Dataset records of page text:
---
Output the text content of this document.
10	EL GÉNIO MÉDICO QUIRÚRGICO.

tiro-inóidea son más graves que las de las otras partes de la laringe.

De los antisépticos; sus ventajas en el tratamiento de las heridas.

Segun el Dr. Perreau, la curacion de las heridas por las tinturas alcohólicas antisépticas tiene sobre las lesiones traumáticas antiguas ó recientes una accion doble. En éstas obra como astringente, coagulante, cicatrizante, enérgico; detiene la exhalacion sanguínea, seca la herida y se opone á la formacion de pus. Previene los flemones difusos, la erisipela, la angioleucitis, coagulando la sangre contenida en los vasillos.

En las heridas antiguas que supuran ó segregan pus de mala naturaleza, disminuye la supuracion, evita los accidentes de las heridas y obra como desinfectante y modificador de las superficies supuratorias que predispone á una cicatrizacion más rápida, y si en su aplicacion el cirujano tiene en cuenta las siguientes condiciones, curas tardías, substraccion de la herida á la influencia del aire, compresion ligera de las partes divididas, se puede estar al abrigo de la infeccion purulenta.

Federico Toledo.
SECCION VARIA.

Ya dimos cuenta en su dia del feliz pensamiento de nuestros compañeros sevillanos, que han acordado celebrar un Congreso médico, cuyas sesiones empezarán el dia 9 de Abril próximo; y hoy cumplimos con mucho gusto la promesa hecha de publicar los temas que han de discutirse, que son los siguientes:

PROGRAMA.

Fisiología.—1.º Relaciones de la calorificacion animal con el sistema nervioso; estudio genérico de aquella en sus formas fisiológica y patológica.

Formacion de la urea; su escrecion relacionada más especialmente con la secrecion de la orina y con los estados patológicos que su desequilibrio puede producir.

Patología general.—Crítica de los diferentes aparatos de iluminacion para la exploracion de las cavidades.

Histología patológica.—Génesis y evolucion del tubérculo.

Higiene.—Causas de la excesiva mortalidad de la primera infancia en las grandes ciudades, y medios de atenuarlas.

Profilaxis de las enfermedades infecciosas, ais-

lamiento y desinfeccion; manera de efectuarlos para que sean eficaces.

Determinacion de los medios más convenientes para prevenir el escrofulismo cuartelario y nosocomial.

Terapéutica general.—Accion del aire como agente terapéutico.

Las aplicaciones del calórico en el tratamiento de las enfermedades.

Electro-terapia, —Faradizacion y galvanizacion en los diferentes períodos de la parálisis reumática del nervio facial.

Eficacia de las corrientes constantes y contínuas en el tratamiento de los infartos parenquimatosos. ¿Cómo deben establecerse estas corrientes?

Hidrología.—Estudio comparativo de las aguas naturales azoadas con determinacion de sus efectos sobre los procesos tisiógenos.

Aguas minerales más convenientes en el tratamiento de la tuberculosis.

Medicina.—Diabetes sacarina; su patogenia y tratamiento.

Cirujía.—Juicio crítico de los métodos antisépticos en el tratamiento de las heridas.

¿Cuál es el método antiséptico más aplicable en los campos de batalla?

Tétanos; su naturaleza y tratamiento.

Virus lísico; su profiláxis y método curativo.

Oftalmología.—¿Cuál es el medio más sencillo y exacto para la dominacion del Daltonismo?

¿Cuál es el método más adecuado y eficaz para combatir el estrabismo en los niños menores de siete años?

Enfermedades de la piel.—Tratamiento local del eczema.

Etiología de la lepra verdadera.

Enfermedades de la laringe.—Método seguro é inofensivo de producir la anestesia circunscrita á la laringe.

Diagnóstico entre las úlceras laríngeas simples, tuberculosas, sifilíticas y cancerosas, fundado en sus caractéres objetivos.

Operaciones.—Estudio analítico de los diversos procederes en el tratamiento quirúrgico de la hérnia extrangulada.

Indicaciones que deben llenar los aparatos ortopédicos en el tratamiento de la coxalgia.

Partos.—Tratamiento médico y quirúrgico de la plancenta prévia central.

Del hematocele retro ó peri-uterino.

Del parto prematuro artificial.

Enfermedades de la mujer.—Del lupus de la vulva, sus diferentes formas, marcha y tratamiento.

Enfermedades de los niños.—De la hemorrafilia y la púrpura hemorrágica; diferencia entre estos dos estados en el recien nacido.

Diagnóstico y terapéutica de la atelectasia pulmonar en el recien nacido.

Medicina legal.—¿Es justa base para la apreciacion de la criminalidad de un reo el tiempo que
---
#### Task description
Lines that contain "puede" are to be copied from the records above.

#### Result for this exercise
En las heridas antiguas que supuran ó segregan pus de mala naturaleza, disminuye la supuracion, evita los accidentes de las heridas y obra como desinfectante y modificador de las superficies supuratorias que predispone á una cicatrizacion más rápida, y si en su aplicacion el cirujano tiene en cuenta las siguientes condiciones, curas tardías, substraccion de la herida á la influencia del aire, compresion ligera de las partes divididas, se puede estar al abrigo de la infeccion purulenta.
Formacion de la urea; su escrecion relacionada más especialmente con la secrecion de la orina y con los estados patológicos que su desequilibrio puede producir.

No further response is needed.